— Begin RECORDS SHOWN —

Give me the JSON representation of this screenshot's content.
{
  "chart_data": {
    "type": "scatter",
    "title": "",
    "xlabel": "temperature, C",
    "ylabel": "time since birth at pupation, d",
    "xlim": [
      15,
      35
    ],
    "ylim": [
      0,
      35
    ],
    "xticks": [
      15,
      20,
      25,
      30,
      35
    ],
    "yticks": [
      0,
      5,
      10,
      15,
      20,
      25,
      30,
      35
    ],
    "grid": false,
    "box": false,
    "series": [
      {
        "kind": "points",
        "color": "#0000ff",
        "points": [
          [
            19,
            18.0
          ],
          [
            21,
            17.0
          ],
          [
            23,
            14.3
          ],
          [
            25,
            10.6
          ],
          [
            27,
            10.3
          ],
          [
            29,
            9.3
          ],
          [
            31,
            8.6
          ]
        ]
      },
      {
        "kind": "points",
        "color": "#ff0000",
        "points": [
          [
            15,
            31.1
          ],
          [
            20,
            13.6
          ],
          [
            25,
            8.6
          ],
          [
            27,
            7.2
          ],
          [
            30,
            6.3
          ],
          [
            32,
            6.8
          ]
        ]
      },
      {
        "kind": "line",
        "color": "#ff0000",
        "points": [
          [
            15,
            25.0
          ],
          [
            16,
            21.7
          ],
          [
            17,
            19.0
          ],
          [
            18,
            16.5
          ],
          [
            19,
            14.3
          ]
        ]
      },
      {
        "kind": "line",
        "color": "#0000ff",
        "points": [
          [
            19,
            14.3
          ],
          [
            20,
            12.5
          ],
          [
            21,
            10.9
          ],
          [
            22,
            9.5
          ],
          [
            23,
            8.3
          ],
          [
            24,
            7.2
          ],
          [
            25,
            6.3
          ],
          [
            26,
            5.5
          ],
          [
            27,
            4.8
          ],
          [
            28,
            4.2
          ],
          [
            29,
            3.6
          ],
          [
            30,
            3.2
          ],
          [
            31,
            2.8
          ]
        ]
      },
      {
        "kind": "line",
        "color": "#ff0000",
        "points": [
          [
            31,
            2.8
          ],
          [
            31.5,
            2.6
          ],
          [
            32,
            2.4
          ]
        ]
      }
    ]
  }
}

— End RECORDS SHOWN —

THE TASK: Return the entries above exactly, each one complete.

SOLUTION TO THE PROBLEM:
Give me the JSON representation of this screenshot's content.
{
  "chart_data": {
    "type": "scatter",
    "title": "",
    "xlabel": "temperature, C",
    "ylabel": "time since birth at pupation, d",
    "xlim": [
      15,
      35
    ],
    "ylim": [
      0,
      35
    ],
    "xticks": [
      15,
      20,
      25,
      30,
      35
    ],
    "yticks": [
      0,
      5,
      10,
      15,
      20,
      25,
      30,
      35
    ],
    "grid": false,
    "box": false,
    "series": [
      {
        "kind": "points",
        "color": "#0000ff",
        "points": [
          [
            19,
            18.0
          ],
          [
            21,
            17.0
          ],
          [
            23,
            14.3
          ],
          [
            25,
            10.6
          ],
          [
            27,
            10.3
          ],
          [
            29,
            9.3
          ],
          [
            31,
            8.6
          ]
        ]
      },
      {
        "kind": "points",
        "color": "#ff0000",
        "points": [
          [
            15,
            31.1
          ],
          [
            20,
            13.6
          ],
          [
            25,
            8.6
          ],
          [
            27,
            7.2
          ],
          [
            30,
            6.3
          ],
          [
            32,
            6.8
          ]
        ]
      },
      {
        "kind": "line",
        "color": "#ff0000",
        "points": [
          [
            15,
            25.0
          ],
          [
            16,
            21.7
          ],
          [
            17,
            19.0
          ],
          [
            18,
            16.5
          ],
          [
            19,
            14.3
          ]
        ]
      },
      {
        "kind": "line",
        "color": "#0000ff",
        "points": [
          [
            19,
            14.3
          ],
          [
            20,
            12.5
          ],
          [
            21,
            10.9
          ],
          [
            22,
            9.5
          ],
          [
            23,
            8.3
          ],
          [
            24,
            7.2
          ],
          [
            25,
            6.3
          ],
          [
            26,
            5.5
          ],
          [
            27,
            4.8
          ],
          [
            28,
            4.2
          ],
          [
            29,
            3.6
          ],
          [
            30,
            3.2
          ],
          [
            31,
            2.8
          ]
        ]
      },
      {
        "kind": "line",
        "color": "#ff0000",
        "points": [
          [
            31,
            2.8
          ],
          [
            31.5,
            2.6
          ],
          [
            32,
            2.4
          ]
        ]
      }
    ]
  }
}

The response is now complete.